## Requirements
Extract the full listing below without altering a single character.

(Recorded data)

=====

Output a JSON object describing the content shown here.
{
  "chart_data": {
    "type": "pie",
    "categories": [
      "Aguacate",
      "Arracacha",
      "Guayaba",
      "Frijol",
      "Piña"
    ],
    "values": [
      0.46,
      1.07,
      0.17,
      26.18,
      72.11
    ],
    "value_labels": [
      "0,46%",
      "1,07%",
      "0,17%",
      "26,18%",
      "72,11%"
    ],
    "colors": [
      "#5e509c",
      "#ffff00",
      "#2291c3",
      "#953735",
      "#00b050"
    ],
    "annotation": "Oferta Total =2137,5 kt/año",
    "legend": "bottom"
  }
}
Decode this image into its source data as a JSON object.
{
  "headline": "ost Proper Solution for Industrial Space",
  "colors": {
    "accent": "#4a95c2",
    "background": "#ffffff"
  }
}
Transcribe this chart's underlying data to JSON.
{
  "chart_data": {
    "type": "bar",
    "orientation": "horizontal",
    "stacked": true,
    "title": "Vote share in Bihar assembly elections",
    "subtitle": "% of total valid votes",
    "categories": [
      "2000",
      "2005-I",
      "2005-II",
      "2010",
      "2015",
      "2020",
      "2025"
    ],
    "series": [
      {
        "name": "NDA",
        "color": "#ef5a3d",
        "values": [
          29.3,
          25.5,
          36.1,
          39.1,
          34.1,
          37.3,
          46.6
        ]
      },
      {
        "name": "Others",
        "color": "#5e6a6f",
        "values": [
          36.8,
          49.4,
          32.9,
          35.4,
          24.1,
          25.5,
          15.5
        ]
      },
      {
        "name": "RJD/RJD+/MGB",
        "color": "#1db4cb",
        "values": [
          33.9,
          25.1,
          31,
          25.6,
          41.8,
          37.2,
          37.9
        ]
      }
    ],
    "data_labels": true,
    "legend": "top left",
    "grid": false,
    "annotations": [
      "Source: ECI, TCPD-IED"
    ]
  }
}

=====

## Correct answer
Output a JSON object describing the content shown here.
{
  "chart_data": {
    "type": "pie",
    "categories": [
      "Aguacate",
      "Arracacha",
      "Guayaba",
      "Frijol",
      "Piña"
    ],
    "values": [
      0.46,
      1.07,
      0.17,
      26.18,
      72.11
    ],
    "value_labels": [
      "0,46%",
      "1,07%",
      "0,17%",
      "26,18%",
      "72,11%"
    ],
    "colors": [
      "#5e509c",
      "#ffff00",
      "#2291c3",
      "#953735",
      "#00b050"
    ],
    "annotation": "Oferta Total =2137,5 kt/año",
    "legend": "bottom"
  }
}
Decode this image into its source data as a JSON object.
{
  "headline": "ost Proper Solution for Industrial Space",
  "colors": {
    "accent": "#4a95c2",
    "background": "#ffffff"
  }
}
Transcribe this chart's underlying data to JSON.
{
  "chart_data": {
    "type": "bar",
    "orientation": "horizontal",
    "stacked": true,
    "title": "Vote share in Bihar assembly elections",
    "subtitle": "% of total valid votes",
    "categories": [
      "2000",
      "2005-I",
      "2005-II",
      "2010",
      "2015",
      "2020",
      "2025"
    ],
    "series": [
      {
        "name": "NDA",
        "color": "#ef5a3d",
        "values": [
          29.3,
          25.5,
          36.1,
          39.1,
          34.1,
          37.3,
          46.6
        ]
      },
      {
        "name": "Others",
        "color": "#5e6a6f",
        "values": [
          36.8,
          49.4,
          32.9,
          35.4,
          24.1,
          25.5,
          15.5
        ]
      },
      {
        "name": "RJD/RJD+/MGB",
        "color": "#1db4cb",
        "values": [
          33.9,
          25.1,
          31,
          25.6,
          41.8,
          37.2,
          37.9
        ]
      }
    ],
    "data_labels": true,
    "legend": "top left",
    "grid": false,
    "annotations": [
      "Source: ECI, TCPD-IED"
    ]
  }
}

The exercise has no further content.